### EXCERPTED TEXT
========================================

From the Foundation Team

A Perspective on Creative Connection, Community, and Collaboration in Physically Distant Times

– by Rachel Shamash Schneider

April 8th, 2021

More than a year into a devastating pandemic and multiple crises, Jewish communities continue to demonstrate resilience, strength, and togetherness that have resulted in powerful moments and experiences of connection, meaning, and purpose. As springtime moves forward and we prepare for the Hebrew month of Iyar, we are grateful to be able to see more light through this pandemic tunnel and to turn a hopeful corner. At the same time, people committed to building community and connection no matter the distance certainly will continue to build on learnings from this challenging period. Emergency, urgency and necessity invited people to discover new (and now tried and true) ways of coming together to learn, meet, grow, debate, sing, dance, pray, serve, eat, and play. Platforms and activities that once may have felt too futuristic, out of reach, or uncomfortable are, for many, now part of our comfort zones and daily lives.

In March 2019, one year before the pandemic, the Jim Joseph Foundation commissioned The Future of Jewish Learning is Here: How Digital Media Are Reshaping Jewish Education. Little did we know that just a year later, many of the insights and findings discussed in that report would become a part of nearly everyone’s life as Jewish education—and engagement, community-building, and so much more—were forced to move online. As we all consider what’s working best virtually, what still needs improvement, and acknowledge the many unknown unknowns still, we want to highlight bright spots of connection and content on virtual platforms that caught our attention over the last year. Below we share a limited* perspective on this from members of the Jim Joseph Foundation team, and call out how the characteristics of online Jewish learning and findings from The Future of Jewish Learning is Here in some ways foreshadowed the world we’re now living in. While the findings from that report speak to many facets of digital engagement today, we connect some specifically to certain platforms and experiences below (although the findings really speak to platforms across the board). The digital engagement we highlight here enable users to engage creatively, with community connection and collaboration at the center of the experience. The future is still bright.

========================================

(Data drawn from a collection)
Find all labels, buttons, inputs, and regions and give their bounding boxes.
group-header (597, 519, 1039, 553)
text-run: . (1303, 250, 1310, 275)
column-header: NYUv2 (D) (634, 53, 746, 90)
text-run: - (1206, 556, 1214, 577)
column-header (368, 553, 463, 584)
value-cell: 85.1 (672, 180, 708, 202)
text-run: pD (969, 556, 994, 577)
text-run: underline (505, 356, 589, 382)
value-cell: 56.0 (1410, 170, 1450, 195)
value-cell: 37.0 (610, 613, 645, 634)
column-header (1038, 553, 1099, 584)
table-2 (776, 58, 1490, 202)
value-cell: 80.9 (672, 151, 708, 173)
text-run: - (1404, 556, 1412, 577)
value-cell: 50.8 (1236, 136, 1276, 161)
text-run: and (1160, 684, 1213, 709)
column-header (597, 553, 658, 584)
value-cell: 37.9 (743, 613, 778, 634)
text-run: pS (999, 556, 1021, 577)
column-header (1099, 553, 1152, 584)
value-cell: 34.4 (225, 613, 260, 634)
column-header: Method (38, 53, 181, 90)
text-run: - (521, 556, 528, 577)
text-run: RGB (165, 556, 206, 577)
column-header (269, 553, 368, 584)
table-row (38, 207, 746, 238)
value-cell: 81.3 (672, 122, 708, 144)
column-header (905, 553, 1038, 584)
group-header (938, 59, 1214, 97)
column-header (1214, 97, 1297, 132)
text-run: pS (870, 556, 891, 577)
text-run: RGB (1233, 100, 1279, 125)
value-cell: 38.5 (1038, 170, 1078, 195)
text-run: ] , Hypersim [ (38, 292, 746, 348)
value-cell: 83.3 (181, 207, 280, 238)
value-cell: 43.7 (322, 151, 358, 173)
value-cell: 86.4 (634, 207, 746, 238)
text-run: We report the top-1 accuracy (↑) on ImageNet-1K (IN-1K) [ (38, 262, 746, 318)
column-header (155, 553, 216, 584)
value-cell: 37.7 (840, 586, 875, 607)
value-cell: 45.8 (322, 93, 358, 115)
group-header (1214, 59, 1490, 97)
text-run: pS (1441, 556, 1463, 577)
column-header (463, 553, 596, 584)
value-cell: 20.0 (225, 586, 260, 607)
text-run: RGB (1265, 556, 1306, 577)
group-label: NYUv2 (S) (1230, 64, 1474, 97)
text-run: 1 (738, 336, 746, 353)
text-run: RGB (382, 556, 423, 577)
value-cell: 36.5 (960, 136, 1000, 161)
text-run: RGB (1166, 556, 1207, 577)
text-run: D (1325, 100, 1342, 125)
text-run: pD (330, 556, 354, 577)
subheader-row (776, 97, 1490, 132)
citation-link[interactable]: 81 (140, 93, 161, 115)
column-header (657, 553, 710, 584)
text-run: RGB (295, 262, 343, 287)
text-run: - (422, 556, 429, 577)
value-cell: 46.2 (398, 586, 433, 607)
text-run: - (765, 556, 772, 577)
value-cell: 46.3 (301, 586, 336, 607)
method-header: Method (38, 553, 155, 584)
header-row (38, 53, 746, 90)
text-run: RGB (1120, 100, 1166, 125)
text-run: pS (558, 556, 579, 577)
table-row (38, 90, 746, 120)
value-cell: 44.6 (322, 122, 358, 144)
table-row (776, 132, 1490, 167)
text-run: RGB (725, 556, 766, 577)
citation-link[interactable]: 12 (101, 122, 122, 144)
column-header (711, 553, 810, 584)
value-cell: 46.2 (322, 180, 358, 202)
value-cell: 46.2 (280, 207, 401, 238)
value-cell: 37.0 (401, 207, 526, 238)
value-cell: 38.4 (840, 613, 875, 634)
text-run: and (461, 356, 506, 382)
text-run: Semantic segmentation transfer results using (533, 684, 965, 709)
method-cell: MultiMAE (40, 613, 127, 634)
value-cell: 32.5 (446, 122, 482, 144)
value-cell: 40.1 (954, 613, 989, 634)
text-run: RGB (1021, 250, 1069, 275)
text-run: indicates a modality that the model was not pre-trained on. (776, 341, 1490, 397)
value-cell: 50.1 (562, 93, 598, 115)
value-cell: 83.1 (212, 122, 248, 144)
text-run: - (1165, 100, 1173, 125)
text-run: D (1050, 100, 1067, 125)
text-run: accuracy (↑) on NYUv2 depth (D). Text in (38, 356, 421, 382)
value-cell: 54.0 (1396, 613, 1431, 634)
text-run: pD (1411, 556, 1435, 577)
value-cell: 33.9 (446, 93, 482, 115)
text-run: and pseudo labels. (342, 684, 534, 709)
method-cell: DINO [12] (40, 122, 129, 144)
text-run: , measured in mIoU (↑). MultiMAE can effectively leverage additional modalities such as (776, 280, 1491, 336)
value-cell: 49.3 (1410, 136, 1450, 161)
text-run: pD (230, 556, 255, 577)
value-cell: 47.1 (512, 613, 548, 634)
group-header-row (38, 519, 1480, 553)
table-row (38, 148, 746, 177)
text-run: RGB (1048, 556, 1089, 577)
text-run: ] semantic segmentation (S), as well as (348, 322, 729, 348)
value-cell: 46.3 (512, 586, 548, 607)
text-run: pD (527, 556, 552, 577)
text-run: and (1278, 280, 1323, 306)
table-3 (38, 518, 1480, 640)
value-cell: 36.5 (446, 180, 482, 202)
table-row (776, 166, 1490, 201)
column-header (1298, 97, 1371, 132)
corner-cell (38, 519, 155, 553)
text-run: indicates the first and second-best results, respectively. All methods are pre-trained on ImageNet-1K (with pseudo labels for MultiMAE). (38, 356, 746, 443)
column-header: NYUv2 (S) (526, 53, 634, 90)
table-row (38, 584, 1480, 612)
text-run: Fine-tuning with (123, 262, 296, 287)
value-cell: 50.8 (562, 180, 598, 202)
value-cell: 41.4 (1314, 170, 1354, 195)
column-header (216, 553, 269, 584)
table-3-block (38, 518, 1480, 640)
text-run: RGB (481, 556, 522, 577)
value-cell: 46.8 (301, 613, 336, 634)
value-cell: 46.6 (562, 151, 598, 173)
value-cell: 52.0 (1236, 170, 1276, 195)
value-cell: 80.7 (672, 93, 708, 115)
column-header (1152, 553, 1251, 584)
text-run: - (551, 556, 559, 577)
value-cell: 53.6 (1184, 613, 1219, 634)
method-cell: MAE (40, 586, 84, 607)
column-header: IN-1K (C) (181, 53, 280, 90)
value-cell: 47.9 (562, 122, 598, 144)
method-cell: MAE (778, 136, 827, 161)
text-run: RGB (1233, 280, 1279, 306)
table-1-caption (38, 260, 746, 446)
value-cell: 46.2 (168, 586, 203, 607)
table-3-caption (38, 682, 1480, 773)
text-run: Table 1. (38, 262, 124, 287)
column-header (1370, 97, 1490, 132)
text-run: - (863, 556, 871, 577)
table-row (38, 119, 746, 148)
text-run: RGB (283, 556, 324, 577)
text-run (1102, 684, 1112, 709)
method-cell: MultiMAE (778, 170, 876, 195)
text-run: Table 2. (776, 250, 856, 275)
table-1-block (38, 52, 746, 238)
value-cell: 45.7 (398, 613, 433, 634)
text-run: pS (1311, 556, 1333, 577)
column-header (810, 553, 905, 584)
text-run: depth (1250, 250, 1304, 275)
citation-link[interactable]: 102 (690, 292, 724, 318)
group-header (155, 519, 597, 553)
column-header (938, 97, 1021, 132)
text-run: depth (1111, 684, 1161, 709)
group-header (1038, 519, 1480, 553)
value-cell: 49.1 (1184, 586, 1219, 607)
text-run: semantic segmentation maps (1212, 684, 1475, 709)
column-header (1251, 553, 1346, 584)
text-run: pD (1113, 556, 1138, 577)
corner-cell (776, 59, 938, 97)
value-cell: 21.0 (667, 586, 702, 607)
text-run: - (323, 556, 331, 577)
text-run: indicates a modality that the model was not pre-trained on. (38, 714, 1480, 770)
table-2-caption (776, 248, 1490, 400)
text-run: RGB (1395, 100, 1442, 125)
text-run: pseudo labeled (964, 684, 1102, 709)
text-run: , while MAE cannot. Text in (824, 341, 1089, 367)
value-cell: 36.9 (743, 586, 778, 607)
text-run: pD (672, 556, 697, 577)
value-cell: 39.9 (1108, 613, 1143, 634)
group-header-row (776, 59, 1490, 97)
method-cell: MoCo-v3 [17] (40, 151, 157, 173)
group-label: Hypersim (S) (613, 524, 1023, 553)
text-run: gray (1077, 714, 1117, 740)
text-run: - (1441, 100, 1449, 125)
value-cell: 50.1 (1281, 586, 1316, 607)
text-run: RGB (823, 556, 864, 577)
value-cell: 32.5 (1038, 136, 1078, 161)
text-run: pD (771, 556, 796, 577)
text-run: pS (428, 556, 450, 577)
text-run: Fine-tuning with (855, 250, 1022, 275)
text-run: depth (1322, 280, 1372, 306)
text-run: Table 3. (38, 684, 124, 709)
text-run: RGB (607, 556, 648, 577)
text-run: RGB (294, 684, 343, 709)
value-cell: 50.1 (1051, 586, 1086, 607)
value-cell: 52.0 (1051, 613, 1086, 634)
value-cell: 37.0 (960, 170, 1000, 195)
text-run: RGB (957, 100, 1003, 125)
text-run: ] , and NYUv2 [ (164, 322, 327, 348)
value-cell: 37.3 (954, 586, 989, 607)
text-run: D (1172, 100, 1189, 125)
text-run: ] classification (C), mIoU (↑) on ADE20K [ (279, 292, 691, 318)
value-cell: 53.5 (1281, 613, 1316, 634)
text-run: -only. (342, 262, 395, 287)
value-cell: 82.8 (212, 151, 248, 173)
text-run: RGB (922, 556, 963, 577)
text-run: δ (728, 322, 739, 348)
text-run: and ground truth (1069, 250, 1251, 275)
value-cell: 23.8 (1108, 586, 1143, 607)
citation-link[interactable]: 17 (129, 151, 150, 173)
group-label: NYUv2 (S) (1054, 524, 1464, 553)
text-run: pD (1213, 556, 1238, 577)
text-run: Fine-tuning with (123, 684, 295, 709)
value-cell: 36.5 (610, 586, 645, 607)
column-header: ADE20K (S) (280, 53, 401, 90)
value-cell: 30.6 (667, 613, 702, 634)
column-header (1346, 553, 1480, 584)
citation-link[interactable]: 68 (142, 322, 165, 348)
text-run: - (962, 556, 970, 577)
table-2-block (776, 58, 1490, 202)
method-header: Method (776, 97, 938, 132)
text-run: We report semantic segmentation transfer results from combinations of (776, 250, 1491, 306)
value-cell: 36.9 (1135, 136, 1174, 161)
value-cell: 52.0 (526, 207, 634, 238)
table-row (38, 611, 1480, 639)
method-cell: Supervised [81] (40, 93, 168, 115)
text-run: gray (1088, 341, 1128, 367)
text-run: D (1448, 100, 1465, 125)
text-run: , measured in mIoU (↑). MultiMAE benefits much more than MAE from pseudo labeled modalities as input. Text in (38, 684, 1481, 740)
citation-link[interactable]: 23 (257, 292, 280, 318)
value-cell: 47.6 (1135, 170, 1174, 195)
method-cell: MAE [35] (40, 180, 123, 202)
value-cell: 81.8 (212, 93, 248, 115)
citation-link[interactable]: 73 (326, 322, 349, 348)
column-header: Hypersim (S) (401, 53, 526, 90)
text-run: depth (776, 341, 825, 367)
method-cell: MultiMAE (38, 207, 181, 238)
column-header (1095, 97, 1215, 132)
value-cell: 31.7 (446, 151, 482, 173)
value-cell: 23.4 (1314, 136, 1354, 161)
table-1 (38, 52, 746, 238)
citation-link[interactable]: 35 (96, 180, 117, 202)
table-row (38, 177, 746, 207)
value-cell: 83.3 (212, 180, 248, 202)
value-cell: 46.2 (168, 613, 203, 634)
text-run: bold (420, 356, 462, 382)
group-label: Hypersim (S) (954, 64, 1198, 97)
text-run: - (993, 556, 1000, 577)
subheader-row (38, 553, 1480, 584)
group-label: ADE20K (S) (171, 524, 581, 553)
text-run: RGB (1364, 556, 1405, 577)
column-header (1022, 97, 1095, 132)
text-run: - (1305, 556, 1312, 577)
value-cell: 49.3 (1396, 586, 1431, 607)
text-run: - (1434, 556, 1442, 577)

========================================

### TASKS
1. Using the post on creative connection, decide whether each statement agrees with it. For each, answer yes or no and quote the words that decide it.
(a) The Jim Joseph Foundation commissioned The Future of Jewish Learning is Here in March 2019.
(b) The post presents its perspective as a complete one.
(c) The post mentions preparing for the Hebrew month of Nisan.
2. Answer these questions from the post on creative connection.
(a) Who is named as the writer?
(b) What is the subtitle of the report the foundation commissioned?
(c) What does the post say is at the center of the experience in the digital engagement it highlights?
3. List every way the post on creative connection says platforms and activities once may have felt.

### RESPONSES TO THE EXERCISE
1.
(a) Yes: "In March 2019, one year before the pandemic, the Jim Joseph Foundation commissioned The Future of Jewish Learning is Here"
(b) No: "Below we share a limited* perspective"
(c) No: "we prepare for the Hebrew month of Iyar"

2.
(a) Rachel Shamash Schneider
(b) How Digital Media Are Reshaping Jewish Education
(c) Community connection and collaboration

3.
Too futuristic
Out of reach
Uncomfortable